**YOUR OBJECTIVE:** Of the lines in this listing, how many contain the word "text"? Give the number and nothing else.

**Dataset items:**
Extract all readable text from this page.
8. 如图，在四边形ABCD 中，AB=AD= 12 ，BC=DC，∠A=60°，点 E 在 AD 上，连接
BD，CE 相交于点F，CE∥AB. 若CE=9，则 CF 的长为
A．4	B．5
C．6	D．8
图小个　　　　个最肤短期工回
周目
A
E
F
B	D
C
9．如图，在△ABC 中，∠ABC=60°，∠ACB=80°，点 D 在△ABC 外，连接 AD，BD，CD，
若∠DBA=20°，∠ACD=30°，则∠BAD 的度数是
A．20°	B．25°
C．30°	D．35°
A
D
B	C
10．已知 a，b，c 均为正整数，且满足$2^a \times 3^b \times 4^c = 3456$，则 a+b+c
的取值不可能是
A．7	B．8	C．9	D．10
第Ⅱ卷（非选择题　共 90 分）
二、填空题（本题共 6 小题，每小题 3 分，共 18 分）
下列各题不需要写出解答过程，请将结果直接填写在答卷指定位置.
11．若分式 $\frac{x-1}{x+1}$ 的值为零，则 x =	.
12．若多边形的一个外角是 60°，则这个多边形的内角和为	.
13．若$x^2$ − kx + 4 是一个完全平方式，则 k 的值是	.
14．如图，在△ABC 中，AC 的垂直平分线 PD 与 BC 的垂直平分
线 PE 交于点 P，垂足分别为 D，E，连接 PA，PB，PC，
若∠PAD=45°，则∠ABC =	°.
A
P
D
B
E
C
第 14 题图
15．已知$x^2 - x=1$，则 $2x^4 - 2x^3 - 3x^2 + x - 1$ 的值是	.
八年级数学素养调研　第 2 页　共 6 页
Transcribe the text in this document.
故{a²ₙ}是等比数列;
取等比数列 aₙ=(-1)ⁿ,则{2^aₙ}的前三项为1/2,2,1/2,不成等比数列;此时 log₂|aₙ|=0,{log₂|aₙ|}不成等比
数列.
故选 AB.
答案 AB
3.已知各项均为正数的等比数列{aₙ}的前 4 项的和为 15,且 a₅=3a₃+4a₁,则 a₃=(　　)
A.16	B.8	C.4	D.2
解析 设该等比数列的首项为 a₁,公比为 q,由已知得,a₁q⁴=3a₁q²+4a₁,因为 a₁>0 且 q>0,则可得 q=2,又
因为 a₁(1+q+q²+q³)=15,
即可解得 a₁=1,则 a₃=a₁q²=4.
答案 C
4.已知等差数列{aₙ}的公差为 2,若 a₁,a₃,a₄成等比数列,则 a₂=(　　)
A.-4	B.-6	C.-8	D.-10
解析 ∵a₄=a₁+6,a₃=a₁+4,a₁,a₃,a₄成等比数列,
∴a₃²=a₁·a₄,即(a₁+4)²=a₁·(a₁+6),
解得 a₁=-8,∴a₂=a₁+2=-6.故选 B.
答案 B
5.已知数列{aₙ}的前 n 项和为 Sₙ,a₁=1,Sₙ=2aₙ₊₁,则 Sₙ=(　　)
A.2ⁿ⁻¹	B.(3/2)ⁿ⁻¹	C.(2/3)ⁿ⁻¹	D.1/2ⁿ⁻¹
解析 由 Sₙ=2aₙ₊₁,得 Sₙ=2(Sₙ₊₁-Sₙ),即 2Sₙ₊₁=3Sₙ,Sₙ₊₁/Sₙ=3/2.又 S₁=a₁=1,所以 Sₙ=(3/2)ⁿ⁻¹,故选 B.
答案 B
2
--
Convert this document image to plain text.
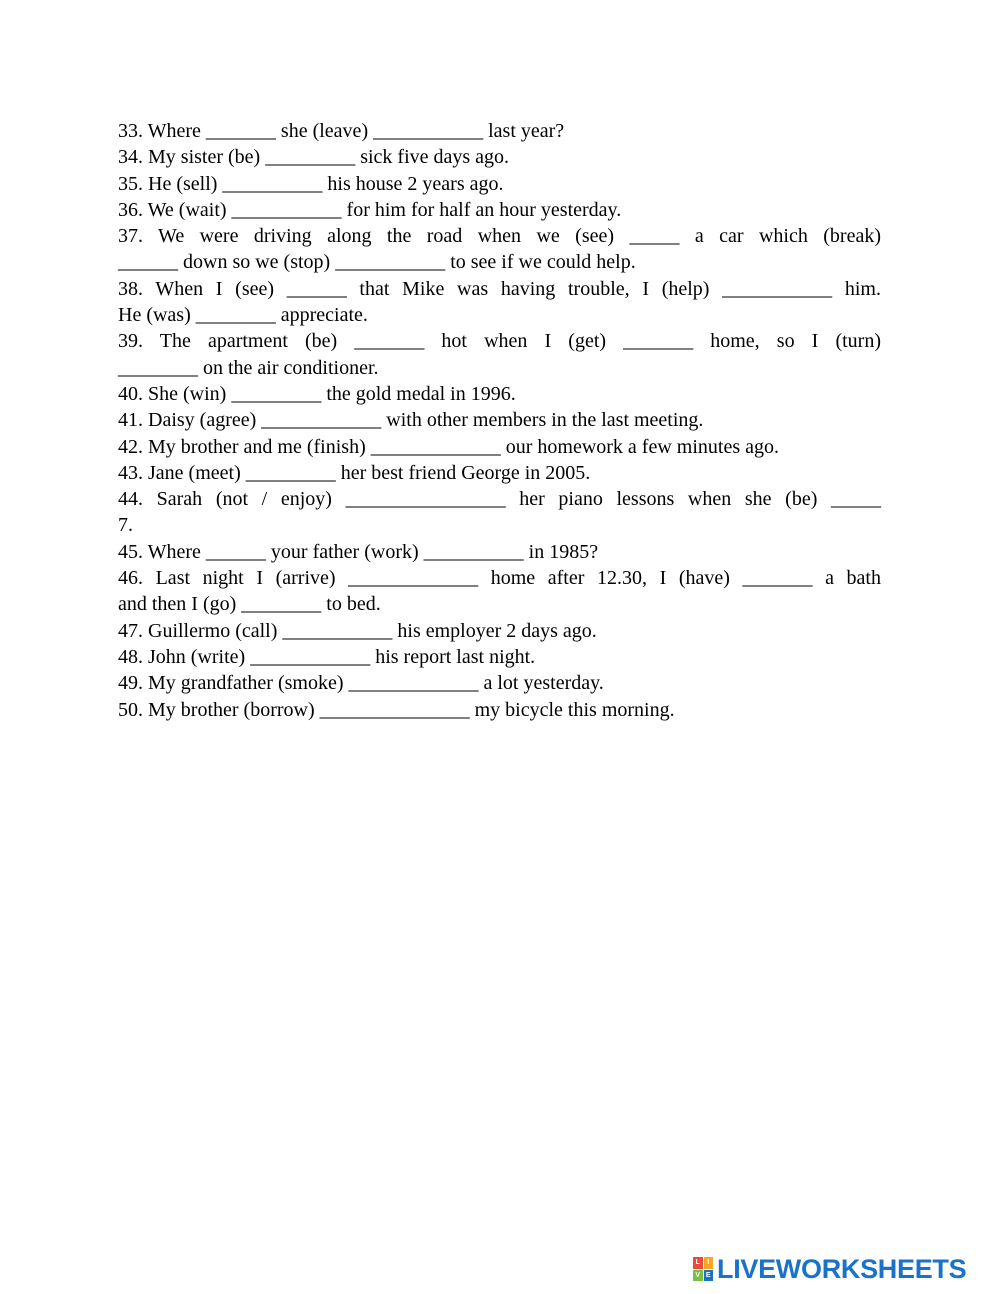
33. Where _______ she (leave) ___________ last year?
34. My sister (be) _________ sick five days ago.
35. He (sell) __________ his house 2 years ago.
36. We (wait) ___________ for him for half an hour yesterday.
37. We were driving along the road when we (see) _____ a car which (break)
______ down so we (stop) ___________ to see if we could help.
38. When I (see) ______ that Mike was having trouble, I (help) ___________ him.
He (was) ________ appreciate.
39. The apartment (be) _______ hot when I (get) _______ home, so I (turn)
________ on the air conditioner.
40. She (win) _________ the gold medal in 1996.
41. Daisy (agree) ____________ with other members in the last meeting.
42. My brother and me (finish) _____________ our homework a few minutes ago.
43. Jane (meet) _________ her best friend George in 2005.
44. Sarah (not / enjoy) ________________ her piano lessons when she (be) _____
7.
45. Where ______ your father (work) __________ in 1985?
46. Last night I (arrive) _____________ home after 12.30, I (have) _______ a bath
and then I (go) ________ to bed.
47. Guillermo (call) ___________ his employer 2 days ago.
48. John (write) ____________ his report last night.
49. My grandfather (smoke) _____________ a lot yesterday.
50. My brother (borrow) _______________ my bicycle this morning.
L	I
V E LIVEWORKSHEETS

**REPLY:** 3